WHAT TO PRODUCE: Transcribe the records below exactly as they appear, omitting any pictures.

PROVIDED DATA:
────────

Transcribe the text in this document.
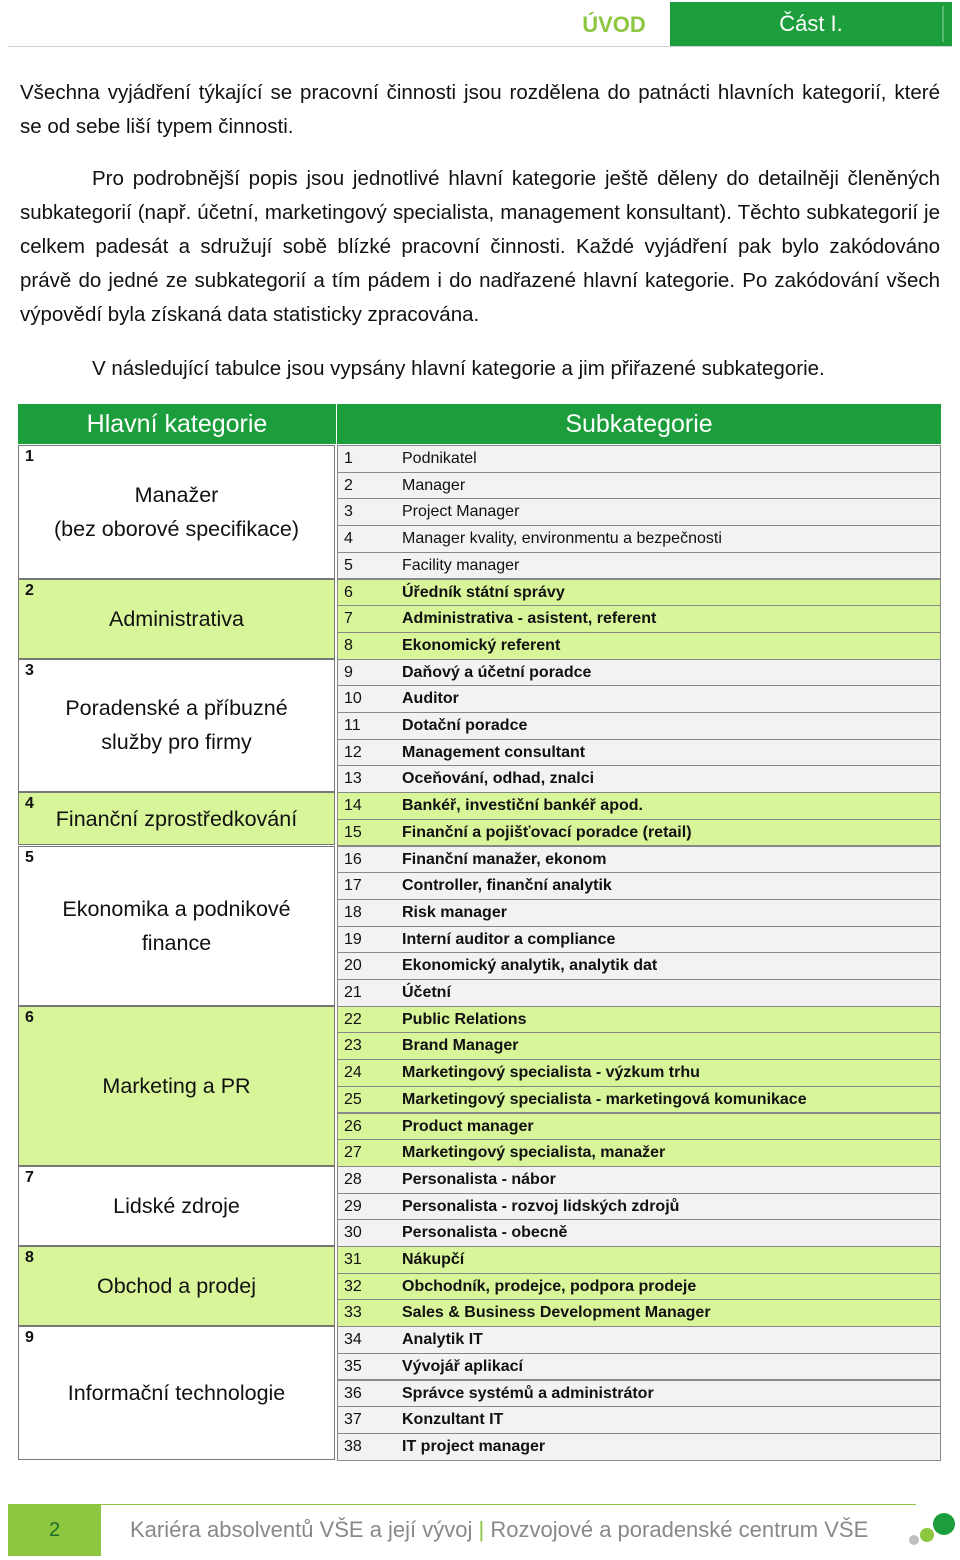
ÚVOD	Část I.
Všechna vyjádření týkající se pracovní činnosti jsou rozdělena do patnácti hlavních kategorií, které se od sebe liší typem činnosti.
Pro podrobnější popis jsou jednotlivé hlavní kategorie ještě děleny do detailněji členěných subkategorií (např. účetní, marketingový specialista, management konsultant). Těchto subkategorií je celkem padesát a sdružují sobě blízké pracovní činnosti. Každé vyjádření pak bylo zakódováno právě do jedné ze subkategorií a tím pádem i do nadřazené hlavní kategorie. Po zakódování všech výpovědí byla získaná data statisticky zpracována.
V následující tabulce jsou vypsány hlavní kategorie a jim přiřazené subkategorie.
Hlavní kategorie	Subkategorie
1
Manažer
(bez oborové specifikace)
1	Podnikatel
2	Manager
3	Project Manager
4	Manager kvality, environmentu a bezpečnosti
5	Facility manager
2
Administrativa
6	Úředník státní správy
7	Administrativa - asistent, referent
8	Ekonomický referent
3
Poradenské a příbuzné
služby pro firmy
9	Daňový a účetní poradce
10	Auditor
11	Dotační poradce
12	Management consultant
13	Oceňování, odhad, znalci
4
Finanční zprostředkování
14	Bankéř, investiční bankéř apod.
15	Finanční a pojišťovací poradce (retail)
5
Ekonomika a podnikové
finance
16	Finanční manažer, ekonom
17	Controller, finanční analytik
18	Risk manager
19	Interní auditor a compliance
20	Ekonomický analytik, analytik dat
21	Účetní
6
Marketing a PR
22	Public Relations
23	Brand Manager
24	Marketingový specialista - výzkum trhu
25	Marketingový specialista - marketingová komunikace
26	Product manager
27	Marketingový specialista, manažer
7
Lidské zdroje
28	Personalista - nábor
29	Personalista - rozvoj lidských zdrojů
30	Personalista - obecně
8
Obchod a prodej
31	Nákupčí
32	Obchodník, prodejce, podpora prodeje
33	Sales & Business Development Manager
9
Informační technologie
34	Analytik IT
35	Vývojář aplikací
36	Správce systémů a administrátor
37	Konzultant IT
38	IT project manager
2	Kariéra absolventů VŠE a její vývoj | Rozvojové a poradenské centrum VŠE
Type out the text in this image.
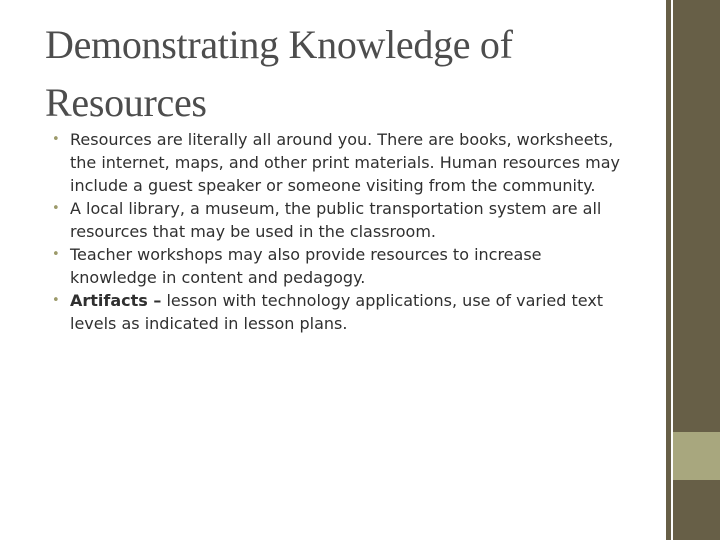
Demonstrating Knowledge of Resources
• Resources are literally all around you. There are books, worksheets, the internet, maps, and other print materials. Human resources may include a guest speaker or someone visiting from the community.
• A local library, a museum, the public transportation system are all resources that may be used in the classroom.
• Teacher workshops may also provide resources to increase knowledge in content and pedagogy.
• Artifacts – lesson with technology applications, use of varied text levels as indicated in lesson plans.
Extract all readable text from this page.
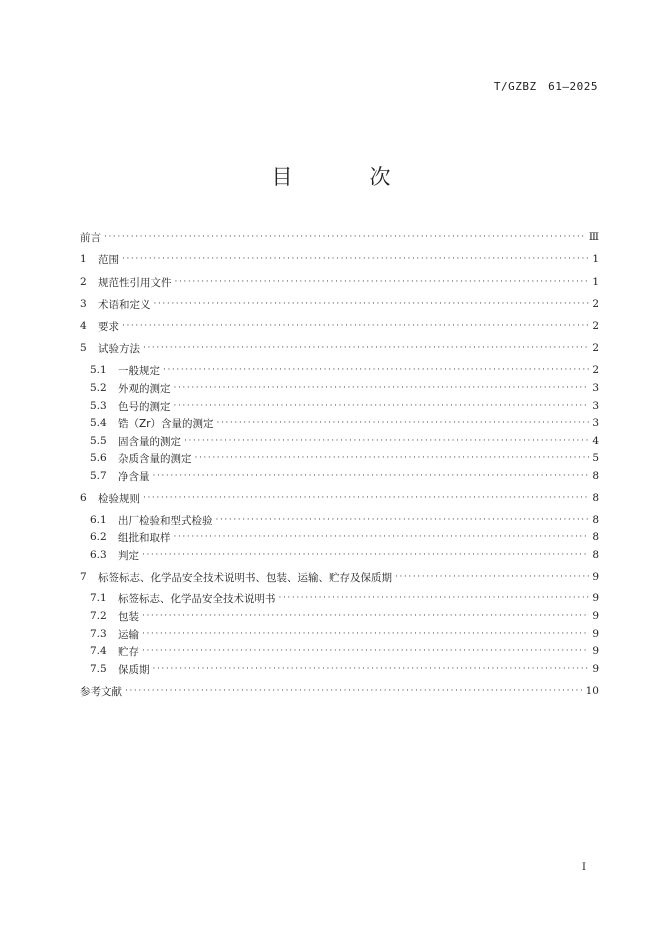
T/GZBZ　61—2025
目　次
前言 ·····	Ⅲ
1	范围 ·····	1
2	规范性引用文件 ·····	1
3	术语和定义 ·····	2
4	要求 ·····	2
5	试验方法 ·····	2
5.1	一般规定 ·····	2
5.2	外观的测定 ·····	3
5.3	色号的测定 ·····	3
5.4	锆（Zr）含量的测定 ·····	3
5.5	固含量的测定 ·····	4
5.6	杂质含量的测定 ·····	5
5.7	净含量 ·····	8
6	检验规则 ·····	8
6.1	出厂检验和型式检验 ·····	8
6.2	组批和取样 ·····	8
6.3	判定 ·····	8
7	标签标志、化学品安全技术说明书、包装、运输、贮存及保质期 ·····	9
7.1	标签标志、化学品安全技术说明书 ·····	9
7.2	包装 ·····	9
7.3	运输 ·····	9
7.4	贮存 ·····	9
7.5	保质期 ·····	9
参考文献 ·····	10
I
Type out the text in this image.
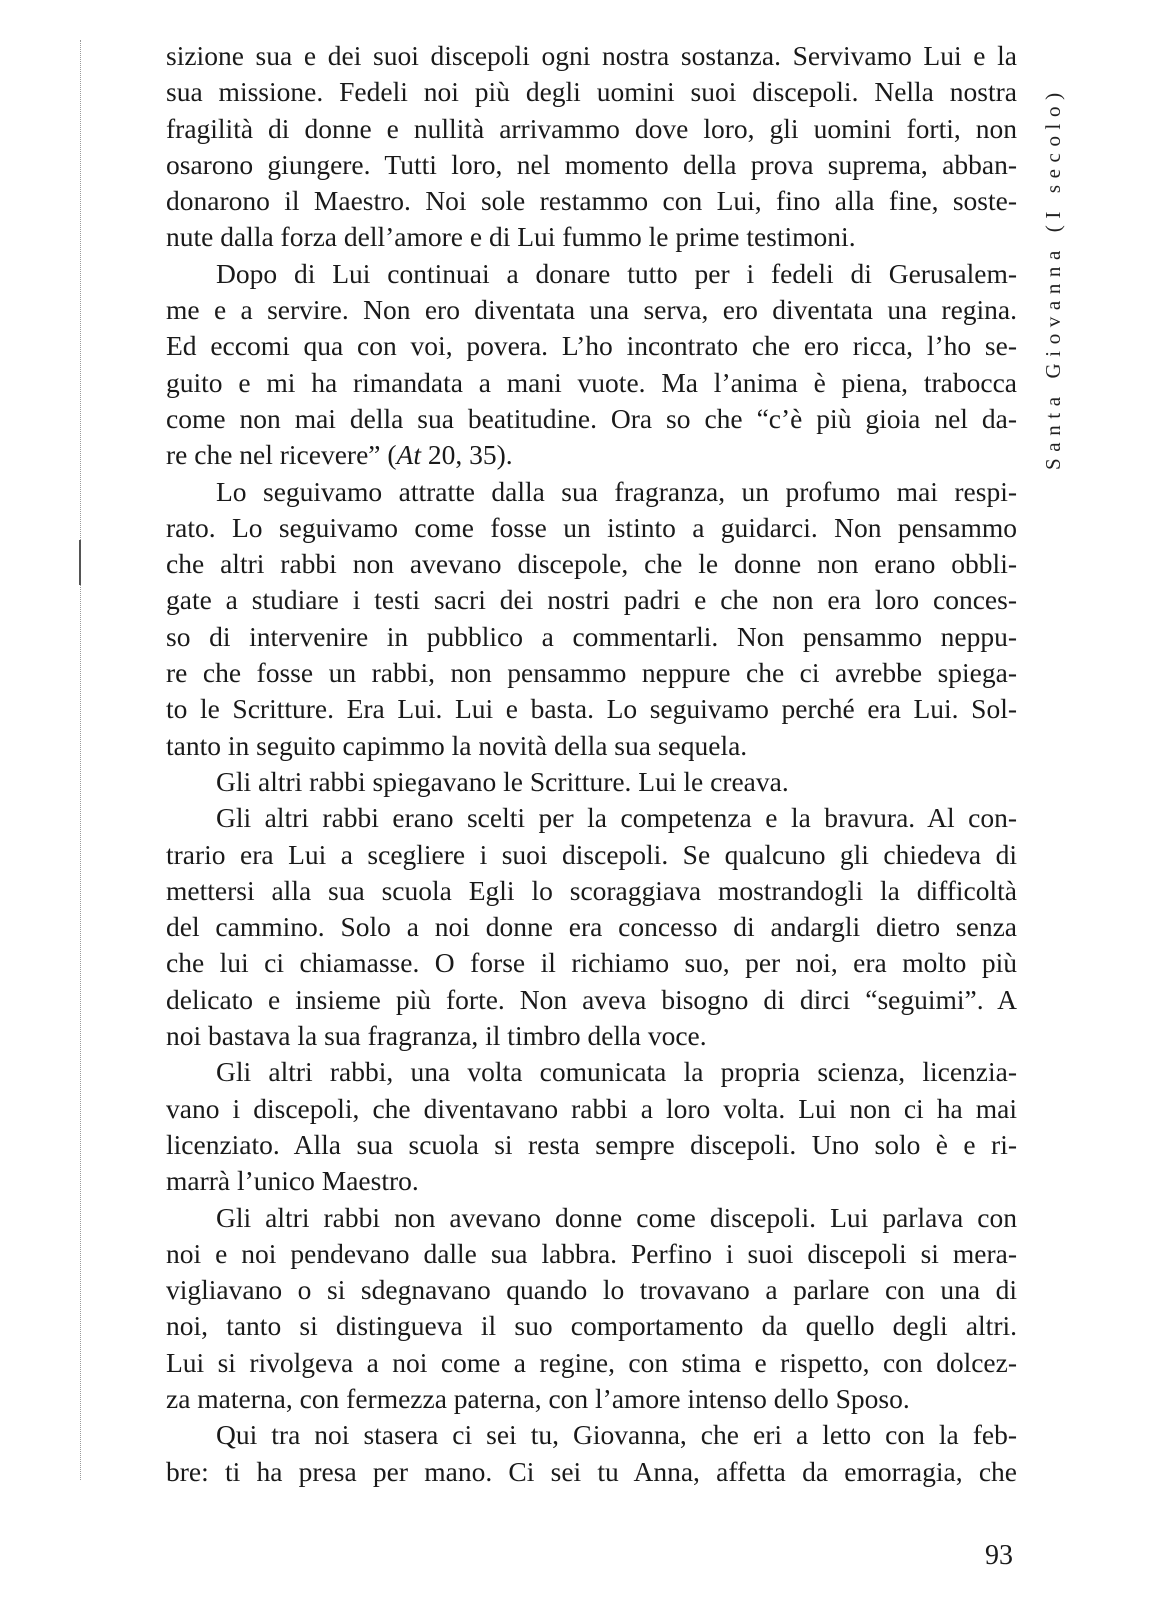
sizione sua e dei suoi discepoli ogni nostra sostanza. Servivamo Lui e la
sua missione. Fedeli noi più degli uomini suoi discepoli. Nella nostra
fragilità di donne e nullità arrivammo dove loro, gli uomini forti, non
osarono giungere. Tutti loro, nel momento della prova suprema, abban-
donarono il Maestro. Noi sole restammo con Lui, fino alla fine, soste-
nute dalla forza dell’amore e di Lui fummo le prime testimoni.
Dopo di Lui continuai a donare tutto per i fedeli di Gerusalem-
me e a servire. Non ero diventata una serva, ero diventata una regina.
Ed eccomi qua con voi, povera. L’ho incontrato che ero ricca, l’ho se-
guito e mi ha rimandata a mani vuote. Ma l’anima è piena, trabocca
come non mai della sua beatitudine. Ora so che “c’è più gioia nel da-
re che nel ricevere” (At 20, 35).
Lo seguivamo attratte dalla sua fragranza, un profumo mai respi-
rato. Lo seguivamo come fosse un istinto a guidarci. Non pensammo
che altri rabbi non avevano discepole, che le donne non erano obbli-
gate a studiare i testi sacri dei nostri padri e che non era loro conces-
so di intervenire in pubblico a commentarli. Non pensammo neppu-
re che fosse un rabbi, non pensammo neppure che ci avrebbe spiega-
to le Scritture. Era Lui. Lui e basta. Lo seguivamo perché era Lui. Sol-
tanto in seguito capimmo la novità della sua sequela.
Gli altri rabbi spiegavano le Scritture. Lui le creava.
Gli altri rabbi erano scelti per la competenza e la bravura. Al con-
trario era Lui a scegliere i suoi discepoli. Se qualcuno gli chiedeva di
mettersi alla sua scuola Egli lo scoraggiava mostrandogli la difficoltà
del cammino. Solo a noi donne era concesso di andargli dietro senza
che lui ci chiamasse. O forse il richiamo suo, per noi, era molto più
delicato e insieme più forte. Non aveva bisogno di dirci “seguimi”. A
noi bastava la sua fragranza, il timbro della voce.
Gli altri rabbi, una volta comunicata la propria scienza, licenzia-
vano i discepoli, che diventavano rabbi a loro volta. Lui non ci ha mai
licenziato. Alla sua scuola si resta sempre discepoli. Uno solo è e ri-
marrà l’unico Maestro.
Gli altri rabbi non avevano donne come discepoli. Lui parlava con
noi e noi pendevano dalle sua labbra. Perfino i suoi discepoli si mera-
vigliavano o si sdegnavano quando lo trovavano a parlare con una di
noi, tanto si distingueva il suo comportamento da quello degli altri.
Lui si rivolgeva a noi come a regine, con stima e rispetto, con dolcez-
za materna, con fermezza paterna, con l’amore intenso dello Sposo.
Qui tra noi stasera ci sei tu, Giovanna, che eri a letto con la feb-
bre: ti ha presa per mano. Ci sei tu Anna, affetta da emorragia, che
Santa Giovanna (I secolo)
93
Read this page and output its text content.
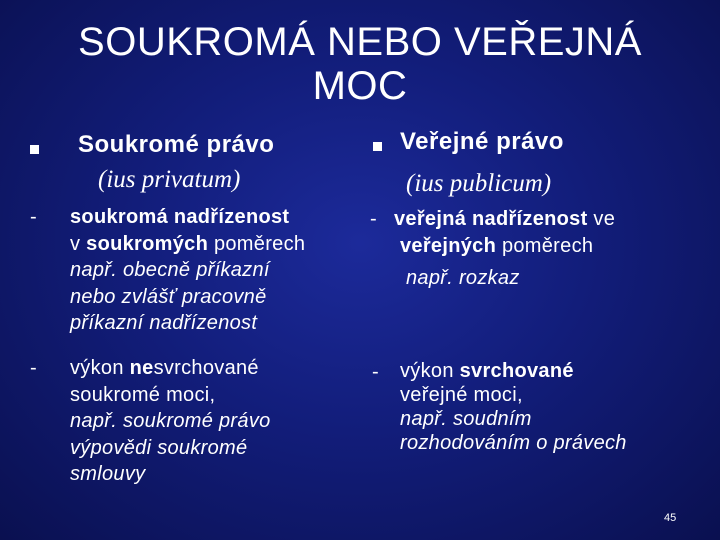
SOUKROMÁ NEBO VEŘEJNÁ
MOC
Soukromé právo
(ius privatum)
- soukromá nadřízenost
v soukromých poměrech
např. obecně příkazní
nebo zvlášť pracovně
příkazní nadřízenost
- výkon nesvrchované
soukromé moci,
např. soukromé právo
výpovědi soukromé
smlouvy
Veřejné právo
(ius publicum)
- veřejná nadřízenost ve
veřejných poměrech
např. rozkaz
- výkon svrchované
veřejné moci,
např. soudním
rozhodováním o právech
45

────────

EXPECTED ANSWER:
Transcribe the text in this document.
ÚVOD	Část I.
Všechna vyjádření týkající se pracovní činnosti jsou rozdělena do patnácti hlavních kategorií, které se od sebe liší typem činnosti.
Pro podrobnější popis jsou jednotlivé hlavní kategorie ještě děleny do detailněji členěných subkategorií (např. účetní, marketingový specialista, management konsultant). Těchto subkategorií je celkem padesát a sdružují sobě blízké pracovní činnosti. Každé vyjádření pak bylo zakódováno právě do jedné ze subkategorií a tím pádem i do nadřazené hlavní kategorie. Po zakódování všech výpovědí byla získaná data statisticky zpracována.
V následující tabulce jsou vypsány hlavní kategorie a jim přiřazené subkategorie.
Hlavní kategorie	Subkategorie
1
Manažer
(bez oborové specifikace)
1	Podnikatel
2	Manager
3	Project Manager
4	Manager kvality, environmentu a bezpečnosti
5	Facility manager
2
Administrativa
6	Úředník státní správy
7	Administrativa - asistent, referent
8	Ekonomický referent
3
Poradenské a příbuzné
služby pro firmy
9	Daňový a účetní poradce
10	Auditor
11	Dotační poradce
12	Management consultant
13	Oceňování, odhad, znalci
4
Finanční zprostředkování
14	Bankéř, investiční bankéř apod.
15	Finanční a pojišťovací poradce (retail)
5
Ekonomika a podnikové
finance
16	Finanční manažer, ekonom
17	Controller, finanční analytik
18	Risk manager
19	Interní auditor a compliance
20	Ekonomický analytik, analytik dat
21	Účetní
6
Marketing a PR
22	Public Relations
23	Brand Manager
24	Marketingový specialista - výzkum trhu
25	Marketingový specialista - marketingová komunikace
26	Product manager
27	Marketingový specialista, manažer
7
Lidské zdroje
28	Personalista - nábor
29	Personalista - rozvoj lidských zdrojů
30	Personalista - obecně
8
Obchod a prodej
31	Nákupčí
32	Obchodník, prodejce, podpora prodeje
33	Sales & Business Development Manager
9
Informační technologie
34	Analytik IT
35	Vývojář aplikací
36	Správce systémů a administrátor
37	Konzultant IT
38	IT project manager
2	Kariéra absolventů VŠE a její vývoj | Rozvojové a poradenské centrum VŠE
Type out the text in this image.
Demonstrating Knowledge of Resources
• Resources are literally all around you. There are books, worksheets, the internet, maps, and other print materials. Human resources may include a guest speaker or someone visiting from the community.
• A local library, a museum, the public transportation system are all resources that may be used in the classroom.
• Teacher workshops may also provide resources to increase knowledge in content and pedagogy.
• Artifacts – lesson with technology applications, use of varied text levels as indicated in lesson plans.
Extract all readable text from this page.
T/GZBZ　61—2025
目　次
前言 ·····	Ⅲ
1	范围 ·····	1
2	规范性引用文件 ·····	1
3	术语和定义 ·····	2
4	要求 ·····	2
5	试验方法 ·····	2
5.1	一般规定 ·····	2
5.2	外观的测定 ·····	3
5.3	色号的测定 ·····	3
5.4	锆（Zr）含量的测定 ·····	3
5.5	固含量的测定 ·····	4
5.6	杂质含量的测定 ·····	5
5.7	净含量 ·····	8
6	检验规则 ·····	8
6.1	出厂检验和型式检验 ·····	8
6.2	组批和取样 ·····	8
6.3	判定 ·····	8
7	标签标志、化学品安全技术说明书、包装、运输、贮存及保质期 ·····	9
7.1	标签标志、化学品安全技术说明书 ·····	9
7.2	包装 ·····	9
7.3	运输 ·····	9
7.4	贮存 ·····	9
7.5	保质期 ·····	9
参考文献 ·····	10
I
Type out the text in this image.
sizione sua e dei suoi discepoli ogni nostra sostanza. Servivamo Lui e la
sua missione. Fedeli noi più degli uomini suoi discepoli. Nella nostra
fragilità di donne e nullità arrivammo dove loro, gli uomini forti, non
osarono giungere. Tutti loro, nel momento della prova suprema, abban-
donarono il Maestro. Noi sole restammo con Lui, fino alla fine, soste-
nute dalla forza dell’amore e di Lui fummo le prime testimoni.
Dopo di Lui continuai a donare tutto per i fedeli di Gerusalem-
me e a servire. Non ero diventata una serva, ero diventata una regina.
Ed eccomi qua con voi, povera. L’ho incontrato che ero ricca, l’ho se-
guito e mi ha rimandata a mani vuote. Ma l’anima è piena, trabocca
come non mai della sua beatitudine. Ora so che “c’è più gioia nel da-
re che nel ricevere” (At 20, 35).
Lo seguivamo attratte dalla sua fragranza, un profumo mai respi-
rato. Lo seguivamo come fosse un istinto a guidarci. Non pensammo
che altri rabbi non avevano discepole, che le donne non erano obbli-
gate a studiare i testi sacri dei nostri padri e che non era loro conces-
so di intervenire in pubblico a commentarli. Non pensammo neppu-
re che fosse un rabbi, non pensammo neppure che ci avrebbe spiega-
to le Scritture. Era Lui. Lui e basta. Lo seguivamo perché era Lui. Sol-
tanto in seguito capimmo la novità della sua sequela.
Gli altri rabbi spiegavano le Scritture. Lui le creava.
Gli altri rabbi erano scelti per la competenza e la bravura. Al con-
trario era Lui a scegliere i suoi discepoli. Se qualcuno gli chiedeva di
mettersi alla sua scuola Egli lo scoraggiava mostrandogli la difficoltà
del cammino. Solo a noi donne era concesso di andargli dietro senza
che lui ci chiamasse. O forse il richiamo suo, per noi, era molto più
delicato e insieme più forte. Non aveva bisogno di dirci “seguimi”. A
noi bastava la sua fragranza, il timbro della voce.
Gli altri rabbi, una volta comunicata la propria scienza, licenzia-
vano i discepoli, che diventavano rabbi a loro volta. Lui non ci ha mai
licenziato. Alla sua scuola si resta sempre discepoli. Uno solo è e ri-
marrà l’unico Maestro.
Gli altri rabbi non avevano donne come discepoli. Lui parlava con
noi e noi pendevano dalle sua labbra. Perfino i suoi discepoli si mera-
vigliavano o si sdegnavano quando lo trovavano a parlare con una di
noi, tanto si distingueva il suo comportamento da quello degli altri.
Lui si rivolgeva a noi come a regine, con stima e rispetto, con dolcez-
za materna, con fermezza paterna, con l’amore intenso dello Sposo.
Qui tra noi stasera ci sei tu, Giovanna, che eri a letto con la feb-
bre: ti ha presa per mano. Ci sei tu Anna, affetta da emorragia, che
Santa Giovanna (I secolo)
93
Read this page and output its text content.
SOUKROMÁ NEBO VEŘEJNÁ
MOC
Soukromé právo
(ius privatum)
- soukromá nadřízenost
v soukromých poměrech
např. obecně příkazní
nebo zvlášť pracovně
příkazní nadřízenost
- výkon nesvrchované
soukromé moci,
např. soukromé právo
výpovědi soukromé
smlouvy
Veřejné právo
(ius publicum)
- veřejná nadřízenost ve
veřejných poměrech
např. rozkaz
- výkon svrchované
veřejné moci,
např. soudním
rozhodováním o právech
45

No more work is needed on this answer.